=== Given problem ===
Count the lines in the records below that contain the string "iPad", and reply with only that number.

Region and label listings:
────────────────

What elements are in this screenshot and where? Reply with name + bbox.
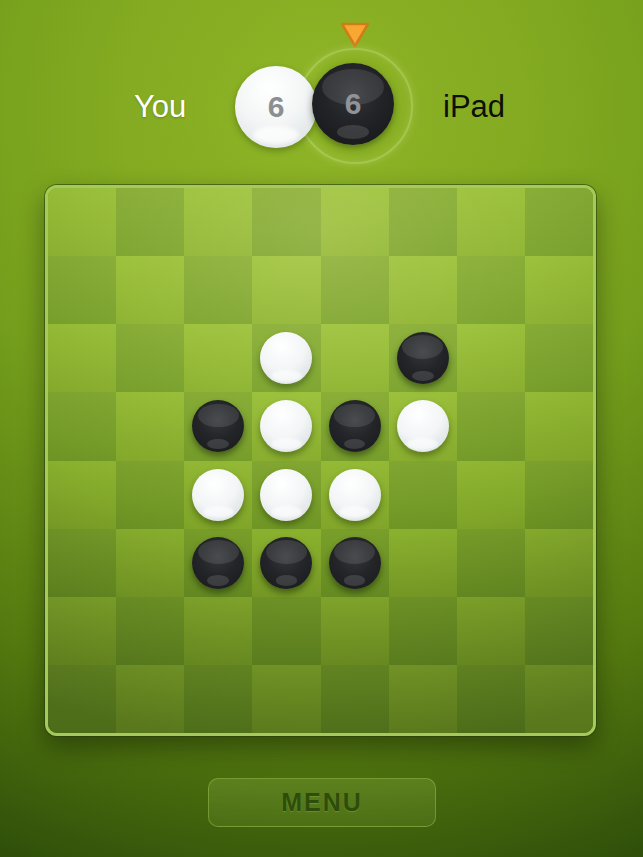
board-cell-d4[interactable] (252, 392, 320, 460)
board-cell-b6[interactable] (116, 529, 184, 597)
turn-indicator-icon (340, 22, 370, 48)
board-cell-e5[interactable] (321, 461, 389, 529)
board-cell-c5[interactable] (184, 461, 252, 529)
board-cell-g3[interactable] (457, 324, 525, 392)
board-cell-a3[interactable] (48, 324, 116, 392)
menu-button[interactable]: MENU (208, 778, 436, 827)
board-cell-c8[interactable] (184, 665, 252, 733)
board-cell-h8[interactable] (525, 665, 593, 733)
board-cell-h4[interactable] (525, 392, 593, 460)
board-cell-d6[interactable] (252, 529, 320, 597)
board-cell-d5[interactable] (252, 461, 320, 529)
reversi-board (45, 185, 596, 736)
player-ipad-label: iPad (443, 90, 505, 124)
board-cell-a8[interactable] (48, 665, 116, 733)
board-cell-a4[interactable] (48, 392, 116, 460)
board-cell-h1[interactable] (525, 188, 593, 256)
board-cell-c6[interactable] (184, 529, 252, 597)
board-cell-e6[interactable] (321, 529, 389, 597)
black-score-count: 6 (345, 87, 362, 121)
board-cell-c7[interactable] (184, 597, 252, 665)
black-score-disc: 6 (312, 63, 394, 145)
board-cell-c1[interactable] (184, 188, 252, 256)
board-cell-e3[interactable] (321, 324, 389, 392)
board-cell-f8[interactable] (389, 665, 457, 733)
board-cell-d8[interactable] (252, 665, 320, 733)
board-cell-b7[interactable] (116, 597, 184, 665)
board-cell-h3[interactable] (525, 324, 593, 392)
board-cell-c2[interactable] (184, 256, 252, 324)
board-cell-a6[interactable] (48, 529, 116, 597)
board-cell-b4[interactable] (116, 392, 184, 460)
board-cell-g6[interactable] (457, 529, 525, 597)
board-cell-g8[interactable] (457, 665, 525, 733)
board-cell-c3[interactable] (184, 324, 252, 392)
board-cell-f2[interactable] (389, 256, 457, 324)
board-cell-d2[interactable] (252, 256, 320, 324)
board-cell-g4[interactable] (457, 392, 525, 460)
board-cell-f6[interactable] (389, 529, 457, 597)
player-you-label: You (134, 90, 186, 124)
board-cell-b8[interactable] (116, 665, 184, 733)
board-cell-f7[interactable] (389, 597, 457, 665)
board-cell-a5[interactable] (48, 461, 116, 529)
board-cell-h2[interactable] (525, 256, 593, 324)
board-cell-e1[interactable] (321, 188, 389, 256)
board-cell-d7[interactable] (252, 597, 320, 665)
board-cell-b2[interactable] (116, 256, 184, 324)
board-cell-d3[interactable] (252, 324, 320, 392)
game-screen: You 6 6 iPad MENU (0, 0, 643, 857)
board-cell-g2[interactable] (457, 256, 525, 324)
board-cell-e7[interactable] (321, 597, 389, 665)
board-cell-h7[interactable] (525, 597, 593, 665)
board-cell-g5[interactable] (457, 461, 525, 529)
board-cell-f1[interactable] (389, 188, 457, 256)
board-cell-f4[interactable] (389, 392, 457, 460)
board-cell-e4[interactable] (321, 392, 389, 460)
board-cell-a1[interactable] (48, 188, 116, 256)
board-cell-d1[interactable] (252, 188, 320, 256)
board-cell-g7[interactable] (457, 597, 525, 665)
scoreboard: You 6 6 iPad (0, 0, 643, 175)
board-cell-c4[interactable] (184, 392, 252, 460)
board-cell-f3[interactable] (389, 324, 457, 392)
board-cell-a7[interactable] (48, 597, 116, 665)
board-cell-f5[interactable] (389, 461, 457, 529)
board-cell-e8[interactable] (321, 665, 389, 733)
board-cell-h6[interactable] (525, 529, 593, 597)
board-cell-b3[interactable] (116, 324, 184, 392)
board-cell-a2[interactable] (48, 256, 116, 324)
board-cell-b5[interactable] (116, 461, 184, 529)
board-squares-layer (48, 188, 593, 733)
board-cell-e2[interactable] (321, 256, 389, 324)
white-score-disc: 6 (235, 66, 317, 148)
board-cell-g1[interactable] (457, 188, 525, 256)
board-cell-h5[interactable] (525, 461, 593, 529)
board-cell-b1[interactable] (116, 188, 184, 256)
white-score-count: 6 (268, 90, 285, 124)
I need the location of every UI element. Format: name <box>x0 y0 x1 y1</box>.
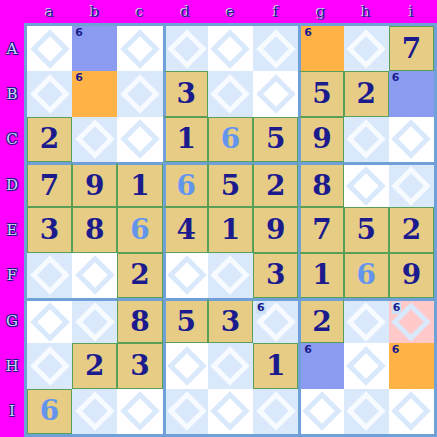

────────────────

=== The reply ===
3